> **Direction**: Copy out the entries below in full and exactly.

┌─ Data listing

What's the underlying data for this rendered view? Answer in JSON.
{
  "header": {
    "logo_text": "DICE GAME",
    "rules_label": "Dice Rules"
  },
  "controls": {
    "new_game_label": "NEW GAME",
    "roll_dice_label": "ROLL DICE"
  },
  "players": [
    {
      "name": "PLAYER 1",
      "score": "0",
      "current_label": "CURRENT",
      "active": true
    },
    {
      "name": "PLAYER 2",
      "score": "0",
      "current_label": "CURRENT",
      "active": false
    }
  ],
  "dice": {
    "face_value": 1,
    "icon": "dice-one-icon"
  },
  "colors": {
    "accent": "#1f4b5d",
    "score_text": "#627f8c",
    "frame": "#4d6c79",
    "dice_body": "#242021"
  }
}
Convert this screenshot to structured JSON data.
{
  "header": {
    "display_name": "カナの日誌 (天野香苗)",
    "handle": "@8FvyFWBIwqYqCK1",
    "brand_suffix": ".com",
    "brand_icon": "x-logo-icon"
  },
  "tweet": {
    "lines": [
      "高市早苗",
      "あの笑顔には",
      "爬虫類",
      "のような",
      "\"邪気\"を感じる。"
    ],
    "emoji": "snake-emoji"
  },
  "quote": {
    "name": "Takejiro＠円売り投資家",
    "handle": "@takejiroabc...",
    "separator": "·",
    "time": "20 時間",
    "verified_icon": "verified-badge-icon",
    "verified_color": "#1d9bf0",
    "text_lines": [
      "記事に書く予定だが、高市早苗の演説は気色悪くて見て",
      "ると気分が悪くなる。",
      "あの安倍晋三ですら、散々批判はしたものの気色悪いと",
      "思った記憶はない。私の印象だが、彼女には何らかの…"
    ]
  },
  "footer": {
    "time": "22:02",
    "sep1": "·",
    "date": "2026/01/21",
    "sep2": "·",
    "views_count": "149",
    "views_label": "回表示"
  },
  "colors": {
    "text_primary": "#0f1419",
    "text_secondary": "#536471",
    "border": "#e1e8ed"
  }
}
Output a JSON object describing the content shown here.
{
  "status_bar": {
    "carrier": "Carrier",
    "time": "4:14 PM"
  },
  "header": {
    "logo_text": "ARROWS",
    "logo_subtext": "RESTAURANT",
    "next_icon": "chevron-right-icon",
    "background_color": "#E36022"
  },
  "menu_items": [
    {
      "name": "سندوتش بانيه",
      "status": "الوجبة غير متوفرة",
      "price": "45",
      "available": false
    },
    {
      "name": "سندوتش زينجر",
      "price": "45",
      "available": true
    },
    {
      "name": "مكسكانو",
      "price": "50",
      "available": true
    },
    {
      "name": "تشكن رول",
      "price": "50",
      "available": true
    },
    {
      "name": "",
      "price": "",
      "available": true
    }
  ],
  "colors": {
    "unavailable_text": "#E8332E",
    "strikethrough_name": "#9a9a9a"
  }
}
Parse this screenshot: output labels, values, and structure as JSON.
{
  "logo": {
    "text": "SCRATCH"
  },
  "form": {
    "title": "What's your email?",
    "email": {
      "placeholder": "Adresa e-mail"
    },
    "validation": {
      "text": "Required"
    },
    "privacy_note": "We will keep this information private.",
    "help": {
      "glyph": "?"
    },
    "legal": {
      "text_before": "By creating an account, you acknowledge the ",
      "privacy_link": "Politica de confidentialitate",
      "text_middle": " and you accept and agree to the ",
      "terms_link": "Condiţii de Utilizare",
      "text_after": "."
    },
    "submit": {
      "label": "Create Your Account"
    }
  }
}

└─

> **Solution below**:
What's the underlying data for this rendered view? Answer in JSON.
{
  "header": {
    "logo_text": "DICE GAME",
    "rules_label": "Dice Rules"
  },
  "controls": {
    "new_game_label": "NEW GAME",
    "roll_dice_label": "ROLL DICE"
  },
  "players": [
    {
      "name": "PLAYER 1",
      "score": "0",
      "current_label": "CURRENT",
      "active": true
    },
    {
      "name": "PLAYER 2",
      "score": "0",
      "current_label": "CURRENT",
      "active": false
    }
  ],
  "dice": {
    "face_value": 1,
    "icon": "dice-one-icon"
  },
  "colors": {
    "accent": "#1f4b5d",
    "score_text": "#627f8c",
    "frame": "#4d6c79",
    "dice_body": "#242021"
  }
}
Convert this screenshot to structured JSON data.
{
  "header": {
    "display_name": "カナの日誌 (天野香苗)",
    "handle": "@8FvyFWBIwqYqCK1",
    "brand_suffix": ".com",
    "brand_icon": "x-logo-icon"
  },
  "tweet": {
    "lines": [
      "高市早苗",
      "あの笑顔には",
      "爬虫類",
      "のような",
      "\"邪気\"を感じる。"
    ],
    "emoji": "snake-emoji"
  },
  "quote": {
    "name": "Takejiro＠円売り投資家",
    "handle": "@takejiroabc...",
    "separator": "·",
    "time": "20 時間",
    "verified_icon": "verified-badge-icon",
    "verified_color": "#1d9bf0",
    "text_lines": [
      "記事に書く予定だが、高市早苗の演説は気色悪くて見て",
      "ると気分が悪くなる。",
      "あの安倍晋三ですら、散々批判はしたものの気色悪いと",
      "思った記憶はない。私の印象だが、彼女には何らかの…"
    ]
  },
  "footer": {
    "time": "22:02",
    "sep1": "·",
    "date": "2026/01/21",
    "sep2": "·",
    "views_count": "149",
    "views_label": "回表示"
  },
  "colors": {
    "text_primary": "#0f1419",
    "text_secondary": "#536471",
    "border": "#e1e8ed"
  }
}
Output a JSON object describing the content shown here.
{
  "status_bar": {
    "carrier": "Carrier",
    "time": "4:14 PM"
  },
  "header": {
    "logo_text": "ARROWS",
    "logo_subtext": "RESTAURANT",
    "next_icon": "chevron-right-icon",
    "background_color": "#E36022"
  },
  "menu_items": [
    {
      "name": "سندوتش بانيه",
      "status": "الوجبة غير متوفرة",
      "price": "45",
      "available": false
    },
    {
      "name": "سندوتش زينجر",
      "price": "45",
      "available": true
    },
    {
      "name": "مكسكانو",
      "price": "50",
      "available": true
    },
    {
      "name": "تشكن رول",
      "price": "50",
      "available": true
    },
    {
      "name": "",
      "price": "",
      "available": true
    }
  ],
  "colors": {
    "unavailable_text": "#E8332E",
    "strikethrough_name": "#9a9a9a"
  }
}
Parse this screenshot: output labels, values, and structure as JSON.
{
  "logo": {
    "text": "SCRATCH"
  },
  "form": {
    "title": "What's your email?",
    "email": {
      "placeholder": "Adresa e-mail"
    },
    "validation": {
      "text": "Required"
    },
    "privacy_note": "We will keep this information private.",
    "help": {
      "glyph": "?"
    },
    "legal": {
      "text_before": "By creating an account, you acknowledge the ",
      "privacy_link": "Politica de confidentialitate",
      "text_middle": " and you accept and agree to the ",
      "terms_link": "Condiţii de Utilizare",
      "text_after": "."
    },
    "submit": {
      "label": "Create Your Account"
    }
  }
}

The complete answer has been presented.